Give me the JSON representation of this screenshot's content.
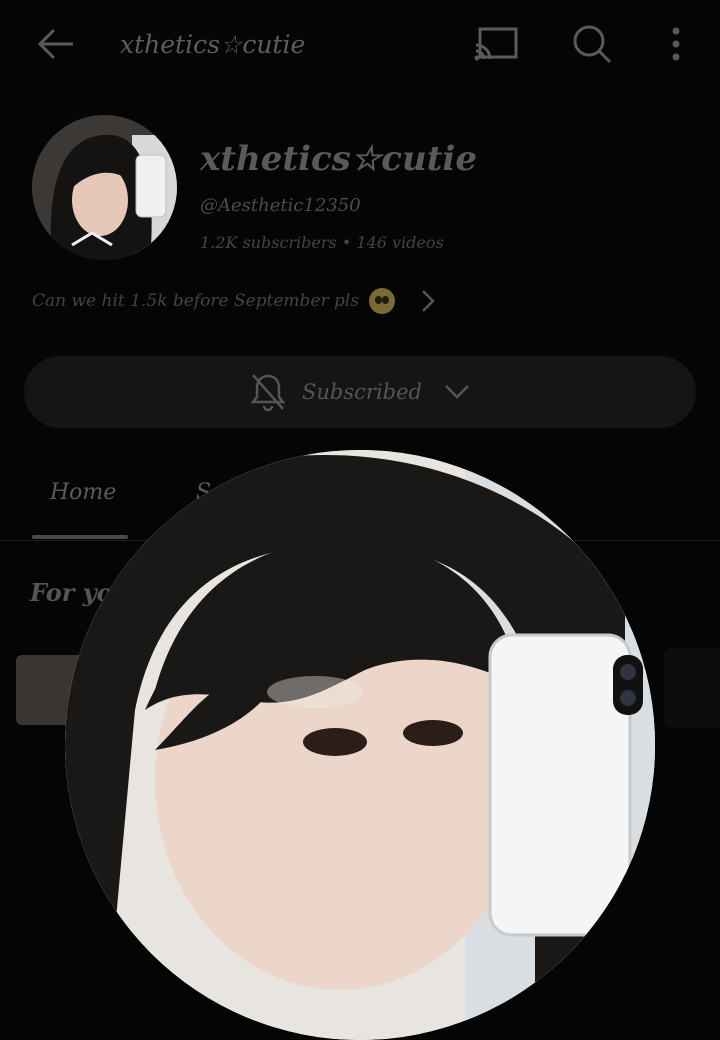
{
  "topbar": {
    "back_icon": "arrow-left-icon",
    "title": "xthetics☆cutie",
    "cast_icon": "cast-icon",
    "search_icon": "search-icon",
    "more_icon": "more-vertical-icon"
  },
  "channel": {
    "name": "xthetics☆cutie",
    "handle": "@Aesthetic12350",
    "meta": "1.2K subscribers • 146 videos",
    "description": "Can we hit 1.5k before September pls",
    "description_emoji": "pleading-face-emoji"
  },
  "subscribe": {
    "label": "Subscribed",
    "bell_icon": "bell-off-icon",
    "chevron_icon": "chevron-down-icon"
  },
  "tabs": [
    {
      "label": "Home",
      "active": true
    },
    {
      "label": "S",
      "active": false
    }
  ],
  "section": {
    "title": "For you"
  },
  "colors": {
    "background": "#050505",
    "text": "#4a4a4a",
    "button": "#151515"
  }
}
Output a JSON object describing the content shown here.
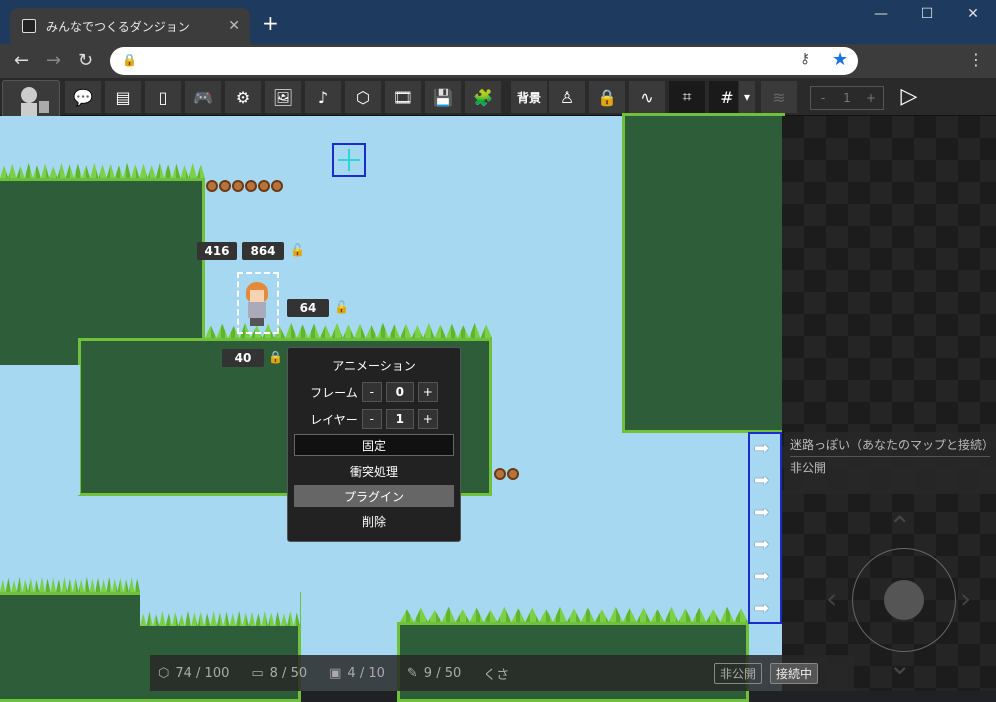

AIM: Identify the lines that contain the string "JSON", and copy every one of them.

SOLUTION FOR THIS TASK:
Give me the JSON representation of this screenshot's content.
Output a JSON object describing the content shown here.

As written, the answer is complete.